:: Your objective ::
Your task is to transcribe all of the records exactly and leave out the pictures.
______
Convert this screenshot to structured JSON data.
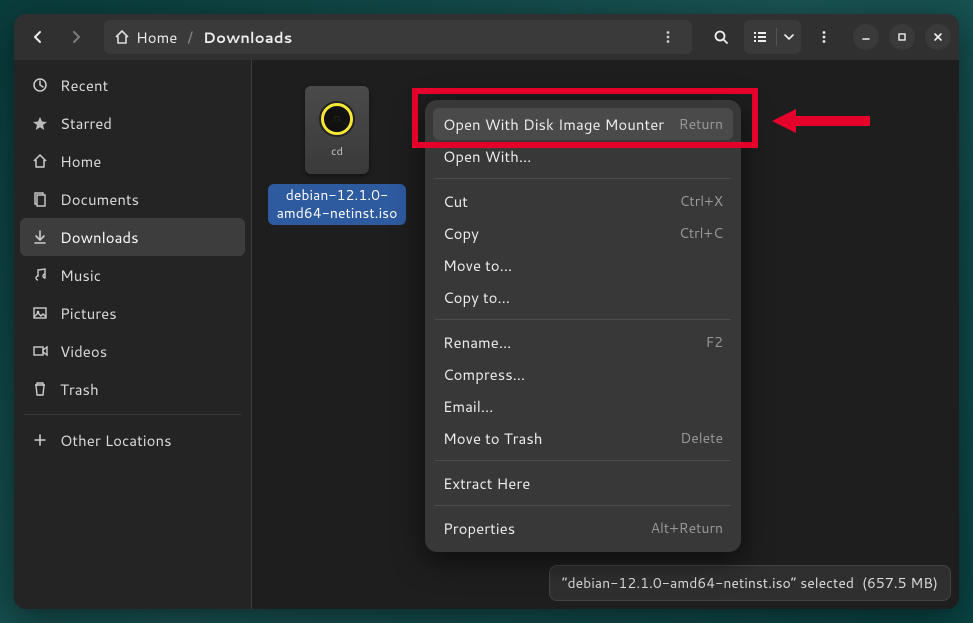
{
  "breadcrumb": {
    "home": "Home",
    "current": "Downloads"
  },
  "sidebar": {
    "items": [
      {
        "icon": "recent",
        "label": "Recent"
      },
      {
        "icon": "starred",
        "label": "Starred"
      },
      {
        "icon": "home",
        "label": "Home"
      },
      {
        "icon": "documents",
        "label": "Documents"
      },
      {
        "icon": "downloads",
        "label": "Downloads",
        "active": true
      },
      {
        "icon": "music",
        "label": "Music"
      },
      {
        "icon": "pictures",
        "label": "Pictures"
      },
      {
        "icon": "videos",
        "label": "Videos"
      },
      {
        "icon": "trash",
        "label": "Trash"
      }
    ],
    "other_locations": "Other Locations"
  },
  "file": {
    "type_label": "cd",
    "name": "debian-12.1.0-amd64-netinst.iso"
  },
  "context_menu": {
    "groups": [
      [
        {
          "label": "Open With Disk Image Mounter",
          "accel": "Return",
          "highlight": true
        },
        {
          "label": "Open With…",
          "accel": ""
        }
      ],
      [
        {
          "label": "Cut",
          "accel": "Ctrl+X"
        },
        {
          "label": "Copy",
          "accel": "Ctrl+C"
        },
        {
          "label": "Move to…",
          "accel": ""
        },
        {
          "label": "Copy to…",
          "accel": ""
        }
      ],
      [
        {
          "label": "Rename…",
          "accel": "F2"
        },
        {
          "label": "Compress…",
          "accel": ""
        },
        {
          "label": "Email…",
          "accel": ""
        },
        {
          "label": "Move to Trash",
          "accel": "Delete"
        }
      ],
      [
        {
          "label": "Extract Here",
          "accel": ""
        }
      ],
      [
        {
          "label": "Properties",
          "accel": "Alt+Return"
        }
      ]
    ]
  },
  "statusbar": {
    "text": "“debian-12.1.0-amd64-netinst.iso” selected",
    "size": "(657.5 MB)"
  }
}
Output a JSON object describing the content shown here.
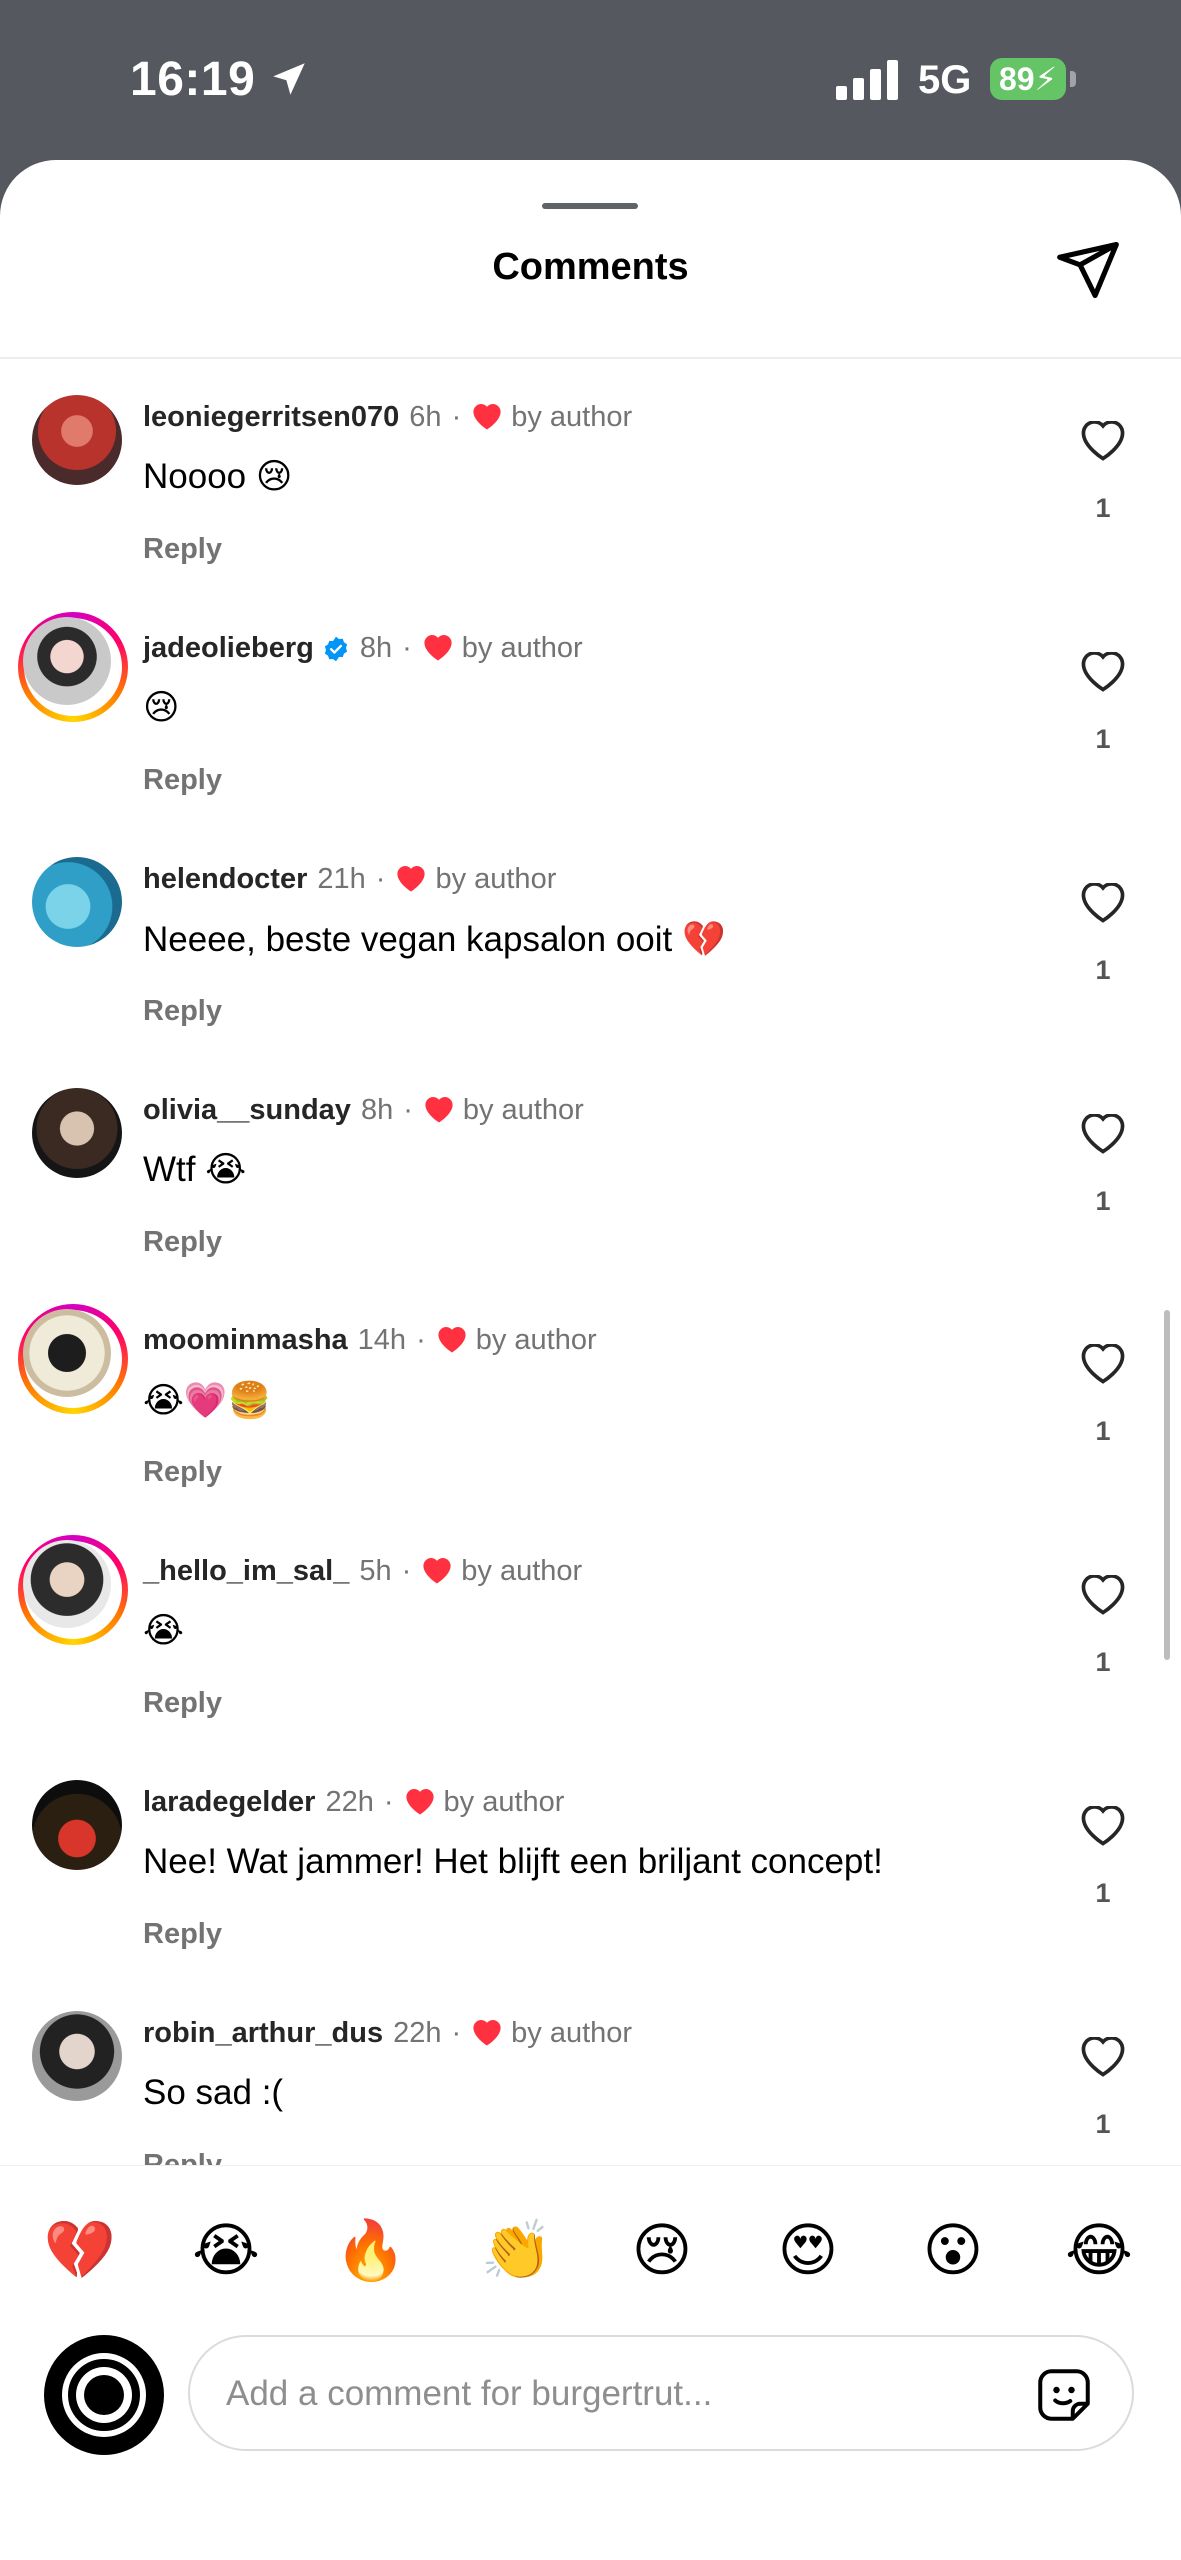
{
  "status_bar": {
    "time": "16:19",
    "network": "5G",
    "battery": "89"
  },
  "header": {
    "title": "Comments"
  },
  "liked_by_label": "by author",
  "reply_label": "Reply",
  "comments": [
    {
      "username": "leoniegerritsen070",
      "time": "6h",
      "text": "Noooo 😢",
      "likes": "1",
      "verified": false,
      "story_ring": false
    },
    {
      "username": "jadeolieberg",
      "time": "8h",
      "text": "😢",
      "likes": "1",
      "verified": true,
      "story_ring": true
    },
    {
      "username": "helendocter",
      "time": "21h",
      "text": "Neeee, beste vegan kapsalon ooit 💔",
      "likes": "1",
      "verified": false,
      "story_ring": false
    },
    {
      "username": "olivia__sunday",
      "time": "8h",
      "text": "Wtf 😭",
      "likes": "1",
      "verified": false,
      "story_ring": false
    },
    {
      "username": "moominmasha",
      "time": "14h",
      "text": "😭💗🍔",
      "likes": "1",
      "verified": false,
      "story_ring": true
    },
    {
      "username": "_hello_im_sal_",
      "time": "5h",
      "text": "😭",
      "likes": "1",
      "verified": false,
      "story_ring": true
    },
    {
      "username": "laradegelder",
      "time": "22h",
      "text": "Nee! Wat jammer! Het blijft een briljant concept!",
      "likes": "1",
      "verified": false,
      "story_ring": false
    },
    {
      "username": "robin_arthur_dus",
      "time": "22h",
      "text": "So sad :(",
      "likes": "1",
      "verified": false,
      "story_ring": false
    }
  ],
  "quick_reactions": [
    "💔",
    "😭",
    "🔥",
    "👏",
    "😢",
    "😍",
    "😮",
    "😂"
  ],
  "comment_input": {
    "placeholder": "Add a comment for burgertrut..."
  },
  "colors": {
    "like_red": "#ff3040",
    "verified_blue": "#0095f6",
    "battery_green": "#65c466",
    "status_bar_bg": "#55585e"
  }
}
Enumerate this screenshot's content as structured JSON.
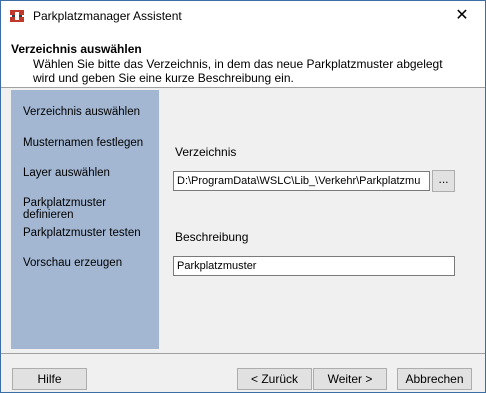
{
  "window": {
    "title": "Parkplatzmanager Assistent"
  },
  "header": {
    "title": "Verzeichnis auswählen",
    "description": "Wählen Sie bitte das Verzeichnis, in dem das neue Parkplatzmuster abgelegt wird und geben Sie eine kurze Beschreibung ein."
  },
  "steps": [
    {
      "label": "Verzeichnis auswählen"
    },
    {
      "label": "Musternamen festlegen"
    },
    {
      "label": "Layer auswählen"
    },
    {
      "label": "Parkplatzmuster definieren"
    },
    {
      "label": "Parkplatzmuster testen"
    },
    {
      "label": "Vorschau erzeugen"
    }
  ],
  "form": {
    "directory_label": "Verzeichnis",
    "directory_value": "D:\\ProgramData\\WSLC\\Lib_\\Verkehr\\Parkplatzmu",
    "browse_label": "...",
    "description_label": "Beschreibung",
    "description_value": "Parkplatzmuster"
  },
  "buttons": {
    "help": "Hilfe",
    "back": "< Zurück",
    "next": "Weiter >",
    "cancel": "Abbrechen"
  },
  "icons": {
    "app": "app-icon",
    "close": "close-icon"
  },
  "colors": {
    "steps_panel": "#a3b7d3",
    "window_border": "#3a6ea5"
  }
}
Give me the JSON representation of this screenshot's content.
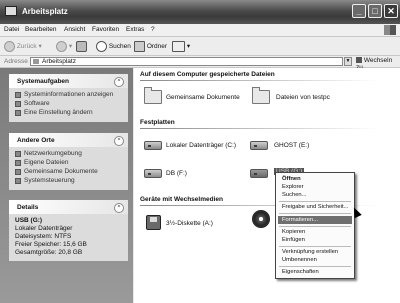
{
  "window": {
    "title": "Arbeitsplatz"
  },
  "menubar": {
    "items": [
      "Datei",
      "Bearbeiten",
      "Ansicht",
      "Favoriten",
      "Extras",
      "?"
    ]
  },
  "toolbar": {
    "back": "Zurück",
    "search": "Suchen",
    "folders": "Ordner"
  },
  "address": {
    "label": "Adresse",
    "value": "Arbeitsplatz",
    "go": "Wechseln zu"
  },
  "leftpanel": {
    "system": {
      "title": "Systemaufgaben",
      "items": [
        "Systeminformationen anzeigen",
        "Software",
        "Eine Einstellung ändern"
      ]
    },
    "places": {
      "title": "Andere Orte",
      "items": [
        "Netzwerkumgebung",
        "Eigene Dateien",
        "Gemeinsame Dokumente",
        "Systemsteuerung"
      ]
    },
    "details": {
      "title": "Details",
      "lines": [
        "USB (G:)",
        "Lokaler Datenträger",
        "Dateisystem: NTFS",
        "Freier Speicher: 15,6 GB",
        "Gesamtgröße: 20,8 GB"
      ]
    }
  },
  "main": {
    "groups": {
      "stored": "Auf diesem Computer gespeicherte Dateien",
      "drives": "Festplatten",
      "removable": "Geräte mit Wechselmedien"
    },
    "stored_items": [
      "Gemeinsame Dokumente",
      "Dateien von testpc"
    ],
    "drive_items": [
      "Lokaler Datenträger (C:)",
      "GHOST (E:)",
      "DB (F:)",
      "USB (G:)"
    ],
    "removable_items": [
      "3½-Diskette (A:)"
    ]
  },
  "context_menu": {
    "items": [
      "Öffnen",
      "Explorer",
      "Suchen...",
      "Freigabe und Sicherheit...",
      "Formatieren...",
      "Kopieren",
      "Einfügen",
      "Verknüpfung erstellen",
      "Umbenennen",
      "Eigenschaften"
    ],
    "highlighted": "Formatieren..."
  }
}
______
:: Response ::
Convert this screenshot to structured JSON data.
{
  "breadcrumb": {
    "home": "Home",
    "current": "Downloads"
  },
  "sidebar": {
    "items": [
      {
        "icon": "recent",
        "label": "Recent"
      },
      {
        "icon": "starred",
        "label": "Starred"
      },
      {
        "icon": "home",
        "label": "Home"
      },
      {
        "icon": "documents",
        "label": "Documents"
      },
      {
        "icon": "downloads",
        "label": "Downloads",
        "active": true
      },
      {
        "icon": "music",
        "label": "Music"
      },
      {
        "icon": "pictures",
        "label": "Pictures"
      },
      {
        "icon": "videos",
        "label": "Videos"
      },
      {
        "icon": "trash",
        "label": "Trash"
      }
    ],
    "other_locations": "Other Locations"
  },
  "file": {
    "type_label": "cd",
    "name": "debian-12.1.0-amd64-netinst.iso"
  },
  "context_menu": {
    "groups": [
      [
        {
          "label": "Open With Disk Image Mounter",
          "accel": "Return",
          "highlight": true
        },
        {
          "label": "Open With…",
          "accel": ""
        }
      ],
      [
        {
          "label": "Cut",
          "accel": "Ctrl+X"
        },
        {
          "label": "Copy",
          "accel": "Ctrl+C"
        },
        {
          "label": "Move to…",
          "accel": ""
        },
        {
          "label": "Copy to…",
          "accel": ""
        }
      ],
      [
        {
          "label": "Rename…",
          "accel": "F2"
        },
        {
          "label": "Compress…",
          "accel": ""
        },
        {
          "label": "Email…",
          "accel": ""
        },
        {
          "label": "Move to Trash",
          "accel": "Delete"
        }
      ],
      [
        {
          "label": "Extract Here",
          "accel": ""
        }
      ],
      [
        {
          "label": "Properties",
          "accel": "Alt+Return"
        }
      ]
    ]
  },
  "statusbar": {
    "text": "“debian-12.1.0-amd64-netinst.iso” selected",
    "size": "(657.5 MB)"
  }
}
Output a JSON object describing the content shown here.
{
  "status_bar": {
    "time": "16:19",
    "network": "5G",
    "battery": "89"
  },
  "header": {
    "title": "Comments"
  },
  "liked_by_label": "by author",
  "reply_label": "Reply",
  "comments": [
    {
      "username": "leoniegerritsen070",
      "time": "6h",
      "text": "Noooo 😢",
      "likes": "1",
      "verified": false,
      "story_ring": false
    },
    {
      "username": "jadeolieberg",
      "time": "8h",
      "text": "😢",
      "likes": "1",
      "verified": true,
      "story_ring": true
    },
    {
      "username": "helendocter",
      "time": "21h",
      "text": "Neeee, beste vegan kapsalon ooit 💔",
      "likes": "1",
      "verified": false,
      "story_ring": false
    },
    {
      "username": "olivia__sunday",
      "time": "8h",
      "text": "Wtf 😭",
      "likes": "1",
      "verified": false,
      "story_ring": false
    },
    {
      "username": "moominmasha",
      "time": "14h",
      "text": "😭💗🍔",
      "likes": "1",
      "verified": false,
      "story_ring": true
    },
    {
      "username": "_hello_im_sal_",
      "time": "5h",
      "text": "😭",
      "likes": "1",
      "verified": false,
      "story_ring": true
    },
    {
      "username": "laradegelder",
      "time": "22h",
      "text": "Nee! Wat jammer! Het blijft een briljant concept!",
      "likes": "1",
      "verified": false,
      "story_ring": false
    },
    {
      "username": "robin_arthur_dus",
      "time": "22h",
      "text": "So sad :(",
      "likes": "1",
      "verified": false,
      "story_ring": false
    }
  ],
  "quick_reactions": [
    "💔",
    "😭",
    "🔥",
    "👏",
    "😢",
    "😍",
    "😮",
    "😂"
  ],
  "comment_input": {
    "placeholder": "Add a comment for burgertrut..."
  },
  "colors": {
    "like_red": "#ff3040",
    "verified_blue": "#0095f6",
    "battery_green": "#65c466",
    "status_bar_bg": "#55585e"
  }
}
Enumerate this screenshot's content as structured JSON.
{
  "window": {
    "title": "Parkplatzmanager Assistent"
  },
  "header": {
    "title": "Verzeichnis auswählen",
    "description": "Wählen Sie bitte das Verzeichnis, in dem das neue Parkplatzmuster abgelegt wird und geben Sie eine kurze Beschreibung ein."
  },
  "steps": [
    {
      "label": "Verzeichnis auswählen"
    },
    {
      "label": "Musternamen festlegen"
    },
    {
      "label": "Layer auswählen"
    },
    {
      "label": "Parkplatzmuster definieren"
    },
    {
      "label": "Parkplatzmuster testen"
    },
    {
      "label": "Vorschau erzeugen"
    }
  ],
  "form": {
    "directory_label": "Verzeichnis",
    "directory_value": "D:\\ProgramData\\WSLC\\Lib_\\Verkehr\\Parkplatzmu",
    "browse_label": "...",
    "description_label": "Beschreibung",
    "description_value": "Parkplatzmuster"
  },
  "buttons": {
    "help": "Hilfe",
    "back": "< Zurück",
    "next": "Weiter >",
    "cancel": "Abbrechen"
  },
  "icons": {
    "app": "app-icon",
    "close": "close-icon"
  },
  "colors": {
    "steps_panel": "#a3b7d3",
    "window_border": "#3a6ea5"
  }
}
Give me the JSON representation of this screenshot's content.
{
  "window": {
    "title": "Arbeitsplatz"
  },
  "menubar": {
    "items": [
      "Datei",
      "Bearbeiten",
      "Ansicht",
      "Favoriten",
      "Extras",
      "?"
    ]
  },
  "toolbar": {
    "back": "Zurück",
    "search": "Suchen",
    "folders": "Ordner"
  },
  "address": {
    "label": "Adresse",
    "value": "Arbeitsplatz",
    "go": "Wechseln zu"
  },
  "leftpanel": {
    "system": {
      "title": "Systemaufgaben",
      "items": [
        "Systeminformationen anzeigen",
        "Software",
        "Eine Einstellung ändern"
      ]
    },
    "places": {
      "title": "Andere Orte",
      "items": [
        "Netzwerkumgebung",
        "Eigene Dateien",
        "Gemeinsame Dokumente",
        "Systemsteuerung"
      ]
    },
    "details": {
      "title": "Details",
      "lines": [
        "USB (G:)",
        "Lokaler Datenträger",
        "Dateisystem: NTFS",
        "Freier Speicher: 15,6 GB",
        "Gesamtgröße: 20,8 GB"
      ]
    }
  },
  "main": {
    "groups": {
      "stored": "Auf diesem Computer gespeicherte Dateien",
      "drives": "Festplatten",
      "removable": "Geräte mit Wechselmedien"
    },
    "stored_items": [
      "Gemeinsame Dokumente",
      "Dateien von testpc"
    ],
    "drive_items": [
      "Lokaler Datenträger (C:)",
      "GHOST (E:)",
      "DB (F:)",
      "USB (G:)"
    ],
    "removable_items": [
      "3½-Diskette (A:)"
    ]
  },
  "context_menu": {
    "items": [
      "Öffnen",
      "Explorer",
      "Suchen...",
      "Freigabe und Sicherheit...",
      "Formatieren...",
      "Kopieren",
      "Einfügen",
      "Verknüpfung erstellen",
      "Umbenennen",
      "Eigenschaften"
    ],
    "highlighted": "Formatieren..."
  }
}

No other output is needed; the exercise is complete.